* _Work required_:
Show each line from the listing that includes the word "Phys".

^^^^

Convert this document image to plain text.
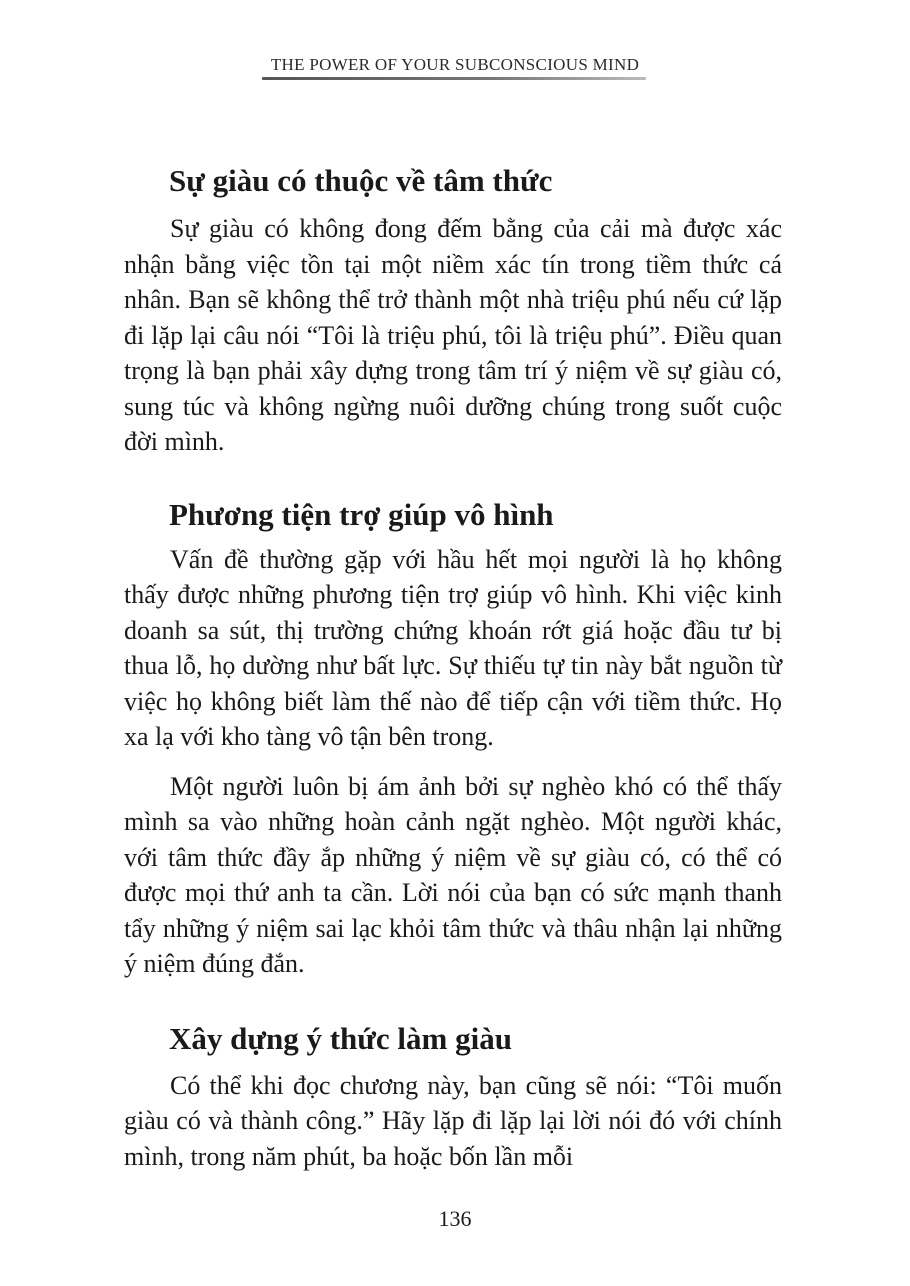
THE POWER OF YOUR SUBCONSCIOUS MIND
Sự giàu có thuộc về tâm thức

Sự giàu có không đong đếm bằng của cải mà được xác nhận bằng việc tồn tại một niềm xác tín trong tiềm thức cá nhân. Bạn sẽ không thể trở thành một nhà triệu phú nếu cứ lặp đi lặp lại câu nói “Tôi là triệu phú, tôi là triệu phú”. Điều quan trọng là bạn phải xây dựng trong tâm trí ý niệm về sự giàu có, sung túc và không ngừng nuôi dưỡng chúng trong suốt cuộc đời mình.

Phương tiện trợ giúp vô hình

Vấn đề thường gặp với hầu hết mọi người là họ không thấy được những phương tiện trợ giúp vô hình. Khi việc kinh doanh sa sút, thị trường chứng khoán rớt giá hoặc đầu tư bị thua lỗ, họ dường như bất lực. Sự thiếu tự tin này bắt nguồn từ việc họ không biết làm thế nào để tiếp cận với tiềm thức. Họ xa lạ với kho tàng vô tận bên trong.

Một người luôn bị ám ảnh bởi sự nghèo khó có thể thấy mình sa vào những hoàn cảnh ngặt nghèo. Một người khác, với tâm thức đầy ắp những ý niệm về sự giàu có, có thể có được mọi thứ anh ta cần. Lời nói của bạn có sức mạnh thanh tẩy những ý niệm sai lạc khỏi tâm thức và thâu nhận lại những ý niệm đúng đắn.

Xây dựng ý thức làm giàu

Có thể khi đọc chương này, bạn cũng sẽ nói: “Tôi muốn giàu có và thành công.” Hãy lặp đi lặp lại lời nói đó với chính mình, trong năm phút, ba hoặc bốn lần mỗi

136
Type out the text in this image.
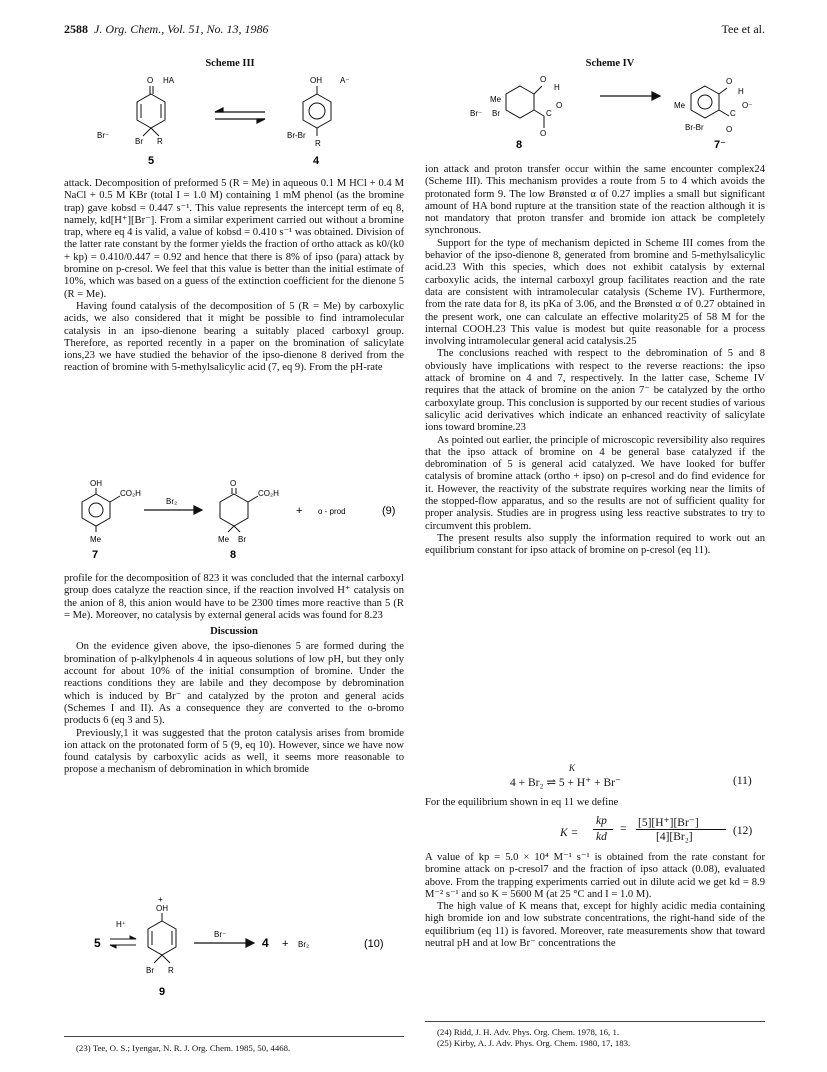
2588 J. Org. Chem., Vol. 51, No. 13, 1986	Tee et al.
Scheme III
O HA
Br⁻
Br R
5
OH A⁻
Br-Br
R
4
Scheme IV
O
H
Me
Br⁻ Br	C
O
O
8
O
H
Me
C
O⁻
Br-Br	O
7⁻

attack. Decomposition of preformed 5 (R = Me) in aqueous 0.1 M HCl + 0.4 M NaCl + 0.5 M KBr (total I = 1.0 M) containing 1 mM phenol (as the bromine trap) gave kobsd = 0.447 s⁻¹. This value represents the intercept term of eq 8, namely, kd[H⁺][Br⁻]. From a similar experiment carried out without a bromine trap, where eq 4 is valid, a value of kobsd = 0.410 s⁻¹ was obtained. Division of the latter rate constant by the former yields the fraction of ortho attack as k0/(k0 + kp) = 0.410/0.447 = 0.92 and hence that there is 8% of ipso (para) attack by bromine on p-cresol. We feel that this value is better than the initial estimate of 10%, which was based on a guess of the extinction coefficient for the dienone 5 (R = Me).

Having found catalysis of the decomposition of 5 (R = Me) by carboxylic acids, we also considered that it might be possible to find intramolecular catalysis in an ipso-dienone bearing a suitably placed carboxyl group. Therefore, as reported recently in a paper on the bromination of salicylate ions,23 we have studied the behavior of the ipso-dienone 8 derived from the reaction of bromine with 5-methylsalicylic acid (7, eq 9). From the pH-rate

OH
CO₂H
Me
Br₂
O
CO₂H
Me Br
+ o - prod	(9)
7	8

profile for the decomposition of 823 it was concluded that the internal carboxyl group does catalyze the reaction since, if the reaction involved H⁺ catalysis on the anion of 8, this anion would have to be 2300 times more reactive than 5 (R = Me). Moreover, no catalysis by external general acids was found for 8.23

Discussion

On the evidence given above, the ipso-dienones 5 are formed during the bromination of p-alkylphenols 4 in aqueous solutions of low pH, but they only account for about 10% of the initial consumption of bromine. Under the reactions conditions they are labile and they decompose by debromination which is induced by Br⁻ and catalyzed by the proton and general acids (Schemes I and II). As a consequence they are converted to the o-bromo products 6 (eq 3 and 5).

Previously,1 it was suggested that the proton catalysis arises from bromide ion attack on the protonated form of 5 (9, eq 10). However, since we have now found catalysis by carboxylic acids as well, it seems more reasonable to propose a mechanism of debromination in which bromide

5
H⁺
+
OH
Br R
9
Br⁻
4 + Br₂	(10)

ion attack and proton transfer occur within the same encounter complex24 (Scheme III). This mechanism provides a route from 5 to 4 which avoids the protonated form 9. The low Brønsted α of 0.27 implies a small but significant amount of HA bond rupture at the transition state of the reaction although it is not mandatory that proton transfer and bromide ion attack be completely synchronous.

Support for the type of mechanism depicted in Scheme III comes from the behavior of the ipso-dienone 8, generated from bromine and 5-methylsalicylic acid.23 With this species, which does not exhibit catalysis by external carboxylic acids, the internal carboxyl group facilitates reaction and the rate data are consistent with intramolecular catalysis (Scheme IV). Furthermore, from the rate data for 8, its pKa of 3.06, and the Brønsted α of 0.27 obtained in the present work, one can calculate an effective molarity25 of 58 M for the internal COOH.23 This value is modest but quite reasonable for a process involving intramolecular general acid catalysis.25

The conclusions reached with respect to the debromination of 5 and 8 obviously have implications with respect to the reverse reactions: the ipso attack of bromine on 4 and 7, respectively. In the latter case, Scheme IV requires that the attack of bromine on the anion 7⁻ be catalyzed by the ortho carboxylate group. This conclusion is supported by our recent studies of various salicylic acid derivatives which indicate an enhanced reactivity of salicylate ions toward bromine.23

As pointed out earlier, the principle of microscopic reversibility also requires that the ipso attack of bromine on 4 be general base catalyzed if the debromination of 5 is general acid catalyzed. We have looked for buffer catalysis of bromine attack (ortho + ipso) on p-cresol and do find evidence for it. However, the reactivity of the substrate requires working near the limits of the stopped-flow apparatus, and so the results are not of sufficient quality for proper analysis. Studies are in progress using less reactive substrates to try to circumvent this problem.

The present results also supply the information required to work out an equilibrium constant for ipso attack of bromine on p-cresol (eq 11).

4 + Br₂ ⇌ 5 + H⁺ + Br⁻
K
(11)

For the equilibrium shown in eq 11 we define

K =
kp
kd
= [5][H⁺][Br⁻]
[4][Br₂]	(12)

A value of kp = 5.0 × 10⁴ M⁻¹ s⁻¹ is obtained from the rate constant for bromine attack on p-cresol7 and the fraction of ipso attack (0.08), evaluated above. From the trapping experiments carried out in dilute acid we get kd = 8.9 M⁻² s⁻¹ and so K = 5600 M (at 25 °C and I = 1.0 M).

The high value of K means that, except for highly acidic media containing high bromide ion and low substrate concentrations, the right-hand side of the equilibrium (eq 11) is favored. Moreover, rate measurements show that toward neutral pH and at low Br⁻ concentrations the

(23) Tee, O. S.; Iyengar, N. R. J. Org. Chem. 1985, 50, 4468.
(24) Ridd, J. H. Adv. Phys. Org. Chem. 1978, 16, 1.
(25) Kirby, A. J. Adv. Phys. Org. Chem. 1980, 17, 183.
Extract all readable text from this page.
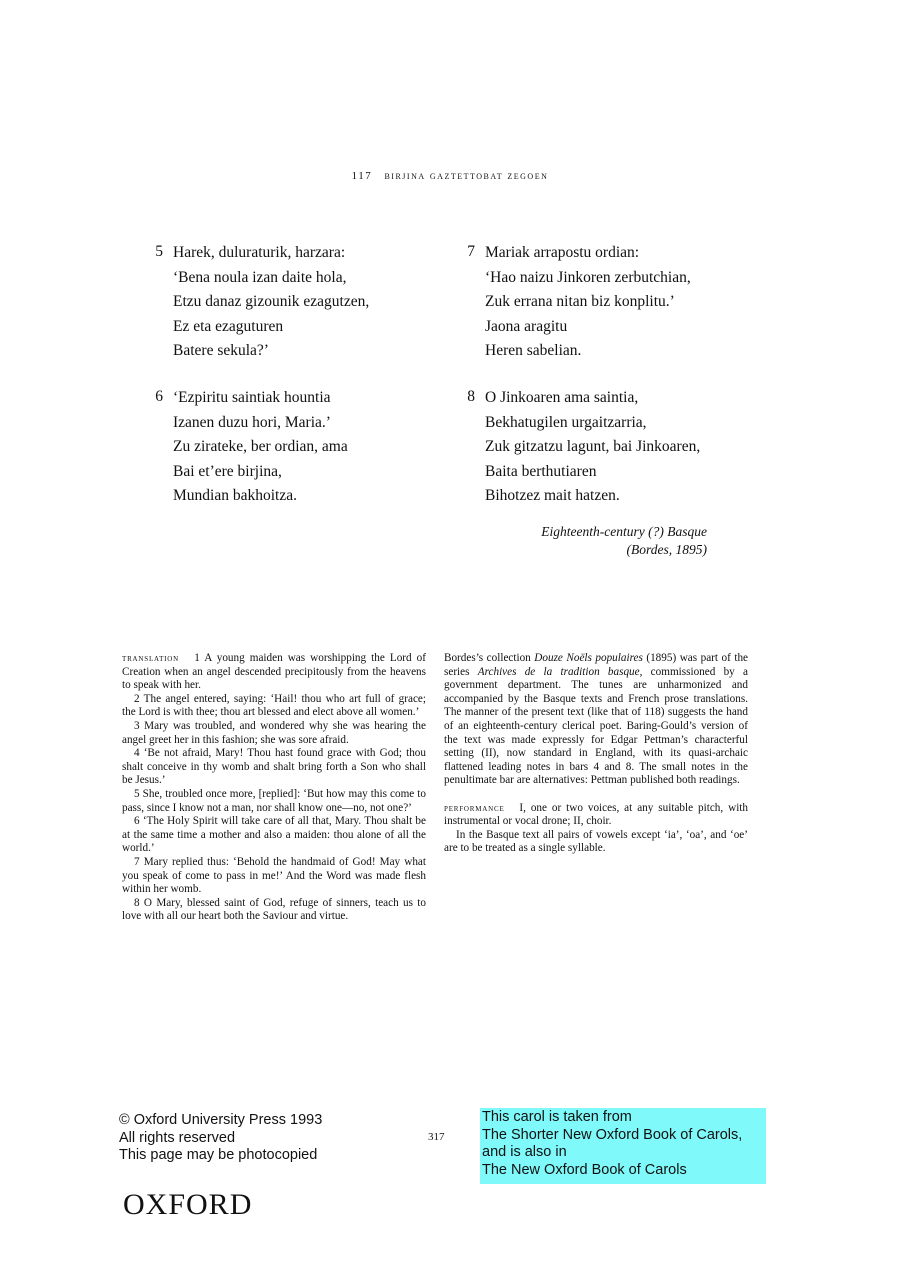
117 birjina gaztettobat zegoen
5 Harek, duluraturik, harzara:
‘Bena noula izan daite hola,
Etzu danaz gizounik ezagutzen,
Ez eta ezaguturen
Batere sekula?’
6 ‘Ezpiritu saintiak hountia
Izanen duzu hori, Maria.’
Zu zirateke, ber ordian, ama
Bai et’ere birjina,
Mundian bakhoitza.
7 Mariak arrapostu ordian:
‘Hao naizu Jinkoren zerbutchian,
Zuk errana nitan biz konplitu.’
Jaona aragitu
Heren sabelian.
8 O Jinkoaren ama saintia,
Bekhatugilen urgaitzarria,
Zuk gitzatzu lagunt, bai Jinkoaren,
Baita berthutiaren
Bihotzez mait hatzen.
Eighteenth-century (?) Basque
(Bordes, 1895)

translation 1 A young maiden was worshipping the Lord of Creation when an angel descended precipitously from the heavens to speak with her.

2 The angel entered, saying: ‘Hail! thou who art full of grace; the Lord is with thee; thou art blessed and elect above all women.’

3 Mary was troubled, and wondered why she was hearing the angel greet her in this fashion; she was sore afraid.

4 ‘Be not afraid, Mary! Thou hast found grace with God; thou shalt conceive in thy womb and shalt bring forth a Son who shall be Jesus.’

5 She, troubled once more, [replied]: ‘But how may this come to pass, since I know not a man, nor shall know one—no, not one?’

6 ‘The Holy Spirit will take care of all that, Mary. Thou shalt be at the same time a mother and also a maiden: thou alone of all the world.’

7 Mary replied thus: ‘Behold the handmaid of God! May what you speak of come to pass in me!’ And the Word was made flesh within her womb.

8 O Mary, blessed saint of God, refuge of sinners, teach us to love with all our heart both the Saviour and virtue.

Bordes’s collection Douze Noëls populaires (1895) was part of the series Archives de la tradition basque, commissioned by a government department. The tunes are unharmonized and accompanied by the Basque texts and French prose translations. The manner of the present text (like that of 118) suggests the hand of an eighteenth-century clerical poet. Baring-Gould’s version of the text was made expressly for Edgar Pettman’s characterful setting (II), now standard in England, with its quasi-archaic flattened leading notes in bars 4 and 8. The small notes in the penultimate bar are alternatives: Pettman published both readings.

performance I, one or two voices, at any suitable pitch, with instrumental or vocal drone; II, choir.

In the Basque text all pairs of vowels except ‘ia’, ‘oa’, and ‘oe’ are to be treated as a single syllable.

© Oxford University Press 1993
All rights reserved
This page may be photocopied
317
This carol is taken from
The Shorter New Oxford Book of Carols,
and is also in
The New Oxford Book of Carols
OXFORD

^^^^

* _Solved problem_:
(24) Ridd, J. H. Adv. Phys. Org. Chem. 1978, 16, 1.
(25) Kirby, A. J. Adv. Phys. Org. Chem. 1980, 17, 183.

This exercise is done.